§ To be done
Repeat the material verbatim and drop the pictures.

§ Dataset rows

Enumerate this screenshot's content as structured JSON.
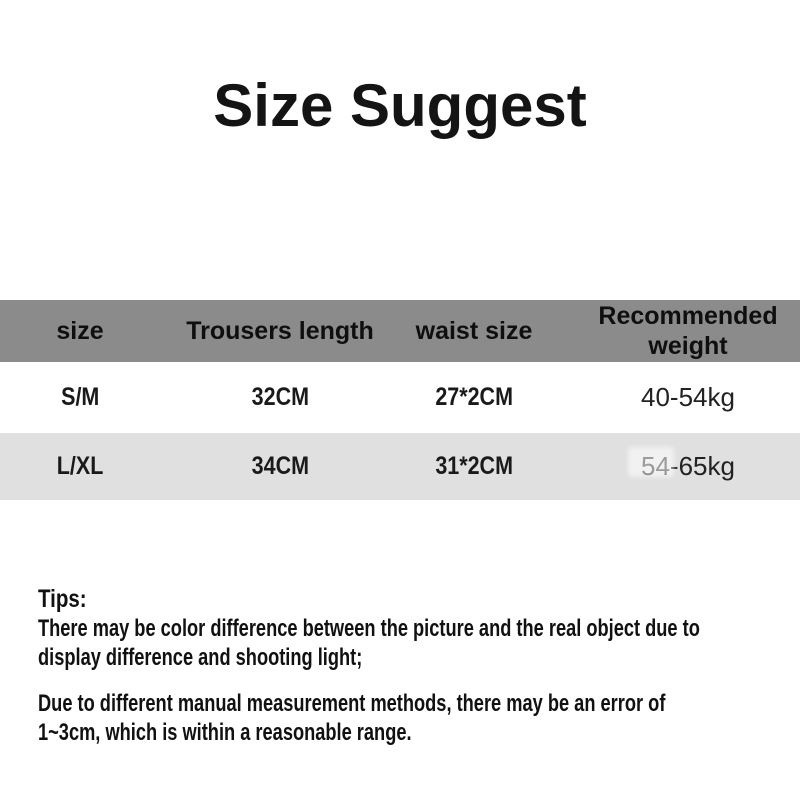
{
  "title": "Size Suggest",
  "table": {
    "header_bg": "#8b8b8b",
    "alt_row_bg": "#e0e0e0",
    "columns": {
      "size": "size",
      "trousers_length": "Trousers length",
      "waist_size": "waist size",
      "recommended_weight": "Recommended\nweight"
    },
    "rows": [
      {
        "size": "S/M",
        "trousers_length": "32CM",
        "waist_size": "27*2CM",
        "recommended_weight": "40-54kg"
      },
      {
        "size": "L/XL",
        "trousers_length": "34CM",
        "waist_size": "31*2CM",
        "recommended_weight": "54-65kg"
      }
    ]
  },
  "tips": {
    "heading": "Tips:",
    "paragraphs": [
      "There may be color difference between the picture and the real object due to\ndisplay difference and shooting light;",
      "Due to different manual measurement methods, there may be an error of\n1~3cm, which is within a reasonable range."
    ]
  }
}
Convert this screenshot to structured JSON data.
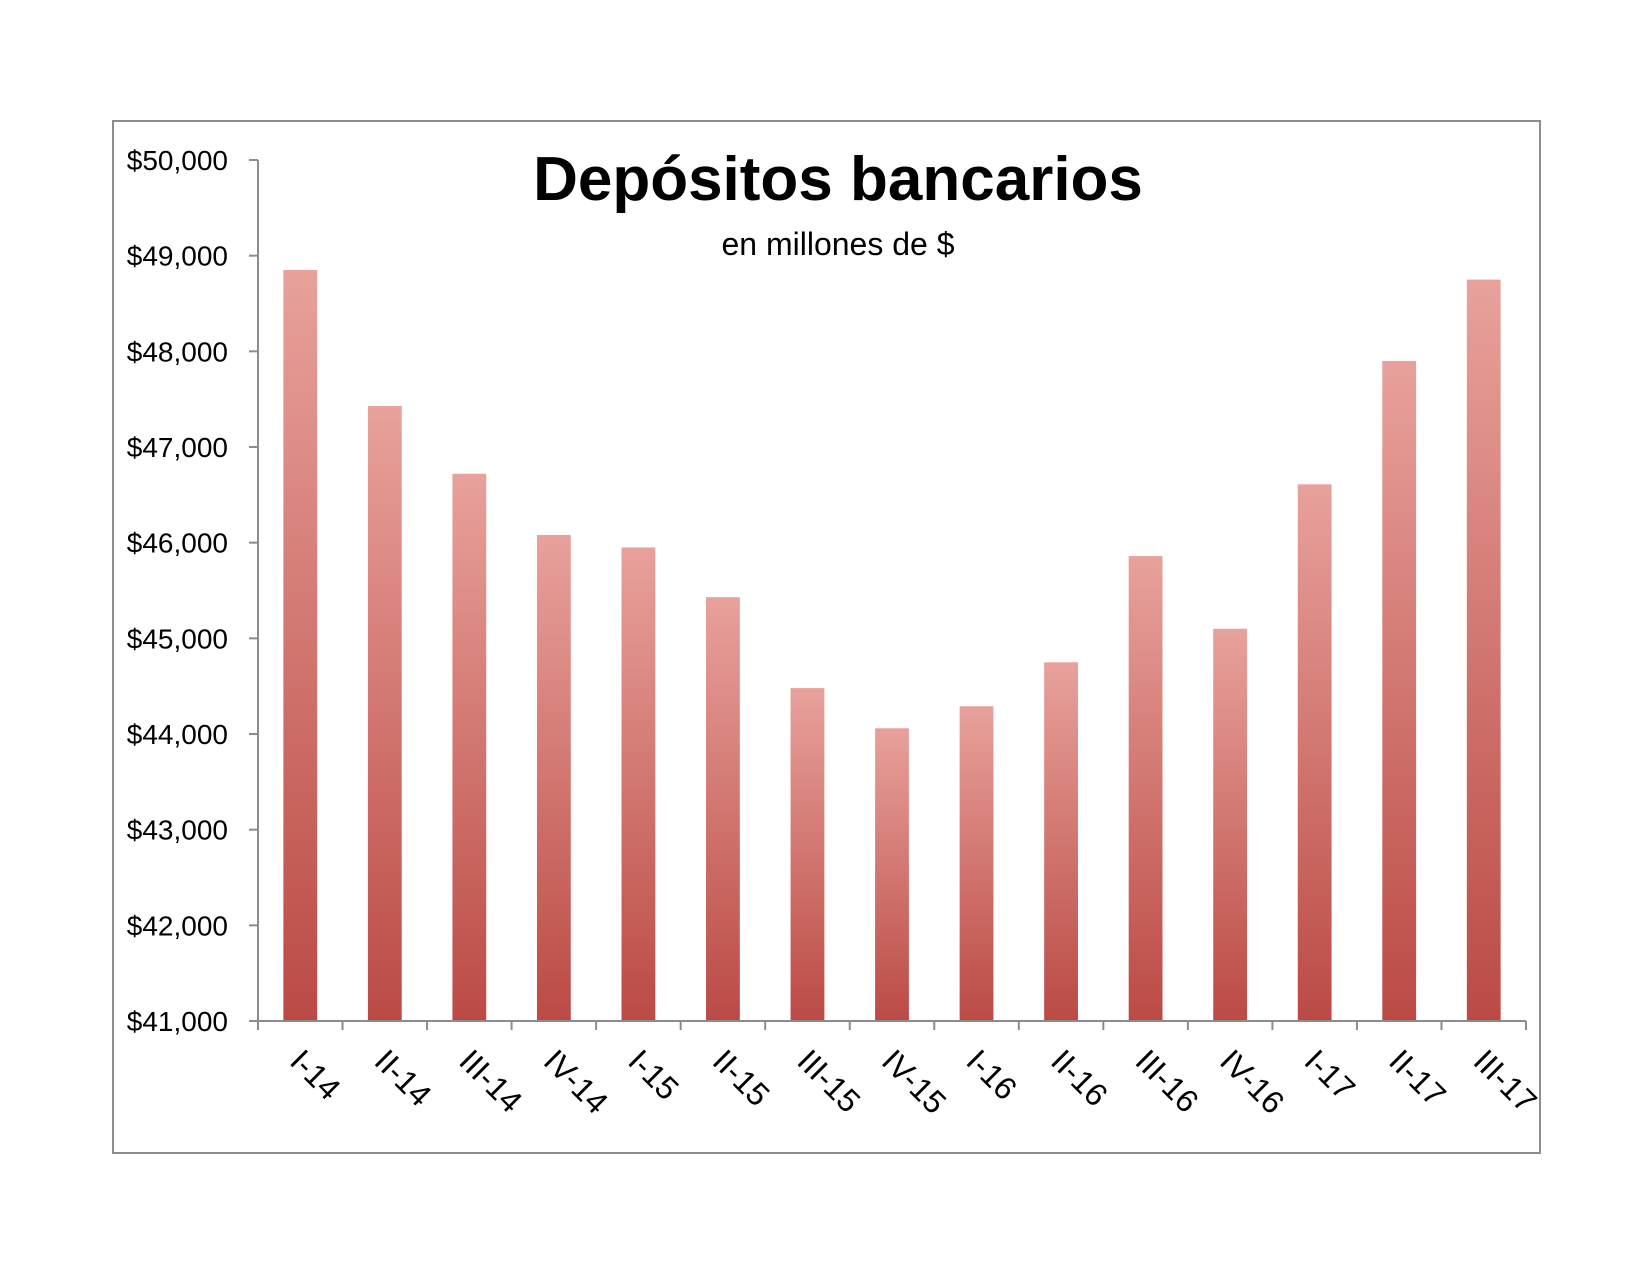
{
  "chart_data": {
    "type": "bar",
    "title": "Depósitos bancarios",
    "subtitle": "en millones de $",
    "xlabel": "",
    "ylabel": "",
    "categories": [
      "I-14",
      "II-14",
      "III-14",
      "IV-14",
      "I-15",
      "II-15",
      "III-15",
      "IV-15",
      "I-16",
      "II-16",
      "III-16",
      "IV-16",
      "I-17",
      "II-17",
      "III-17"
    ],
    "values": [
      48850,
      47430,
      46720,
      46080,
      45950,
      45430,
      44480,
      44060,
      44290,
      44750,
      45860,
      45100,
      46610,
      47900,
      48750
    ],
    "ylim": [
      41000,
      50000
    ],
    "y_ticks": [
      41000,
      42000,
      43000,
      44000,
      45000,
      46000,
      47000,
      48000,
      49000,
      50000
    ],
    "y_tick_labels": [
      "$41,000",
      "$42,000",
      "$43,000",
      "$44,000",
      "$45,000",
      "$46,000",
      "$47,000",
      "$48,000",
      "$49,000",
      "$50,000"
    ],
    "grid": false,
    "legend": "none",
    "colors": {
      "bar_top": "#e8a19b",
      "bar_bottom": "#bb4a45",
      "axis": "#8c8c8c",
      "frame": "#8c8c8c"
    }
  }
}
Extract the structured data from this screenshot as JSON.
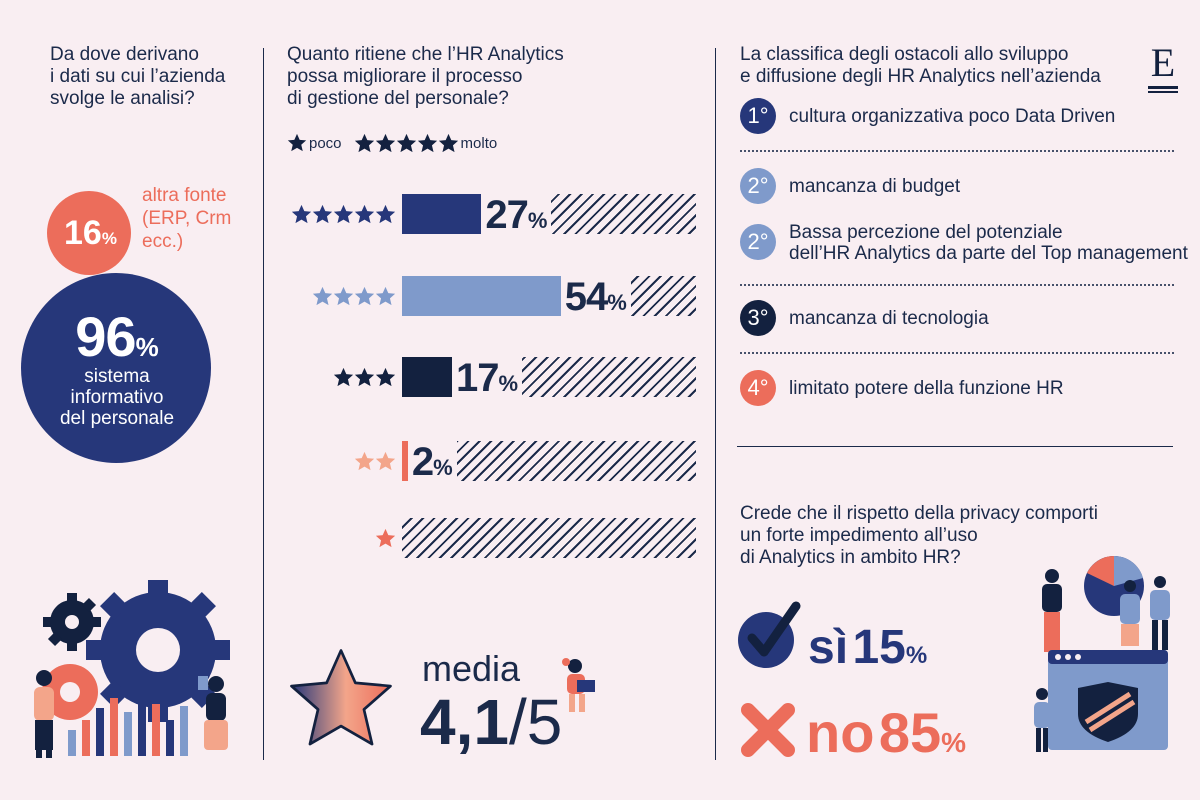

§ Exercise answer
Enumerate this screenshot's content as structured JSON.
{
  "title": "Size Suggest",
  "table": {
    "header_bg": "#8b8b8b",
    "alt_row_bg": "#e0e0e0",
    "columns": {
      "size": "size",
      "trousers_length": "Trousers length",
      "waist_size": "waist size",
      "recommended_weight": "Recommended\nweight"
    },
    "rows": [
      {
        "size": "S/M",
        "trousers_length": "32CM",
        "waist_size": "27*2CM",
        "recommended_weight": "40-54kg"
      },
      {
        "size": "L/XL",
        "trousers_length": "34CM",
        "waist_size": "31*2CM",
        "recommended_weight": "54-65kg"
      }
    ]
  },
  "tips": {
    "heading": "Tips:",
    "paragraphs": [
      "There may be color difference between the picture and the real object due to\ndisplay difference and shooting light;",
      "Due to different manual measurement methods, there may be an error of\n1~3cm, which is within a reasonable range."
    ]
  }
}
Convert this screenshot to structured JSON data.
{
  "chart_data": {
    "type": "bar",
    "title": "Depósitos bancarios",
    "subtitle": "en millones de $",
    "xlabel": "",
    "ylabel": "",
    "categories": [
      "I-14",
      "II-14",
      "III-14",
      "IV-14",
      "I-15",
      "II-15",
      "III-15",
      "IV-15",
      "I-16",
      "II-16",
      "III-16",
      "IV-16",
      "I-17",
      "II-17",
      "III-17"
    ],
    "values": [
      48850,
      47430,
      46720,
      46080,
      45950,
      45430,
      44480,
      44060,
      44290,
      44750,
      45860,
      45100,
      46610,
      47900,
      48750
    ],
    "ylim": [
      41000,
      50000
    ],
    "y_ticks": [
      41000,
      42000,
      43000,
      44000,
      45000,
      46000,
      47000,
      48000,
      49000,
      50000
    ],
    "y_tick_labels": [
      "$41,000",
      "$42,000",
      "$43,000",
      "$44,000",
      "$45,000",
      "$46,000",
      "$47,000",
      "$48,000",
      "$49,000",
      "$50,000"
    ],
    "grid": false,
    "legend": "none",
    "colors": {
      "bar_top": "#e8a19b",
      "bar_bottom": "#bb4a45",
      "axis": "#8c8c8c",
      "frame": "#8c8c8c"
    }
  }
}
Extract the structured data from this screenshot as JSON.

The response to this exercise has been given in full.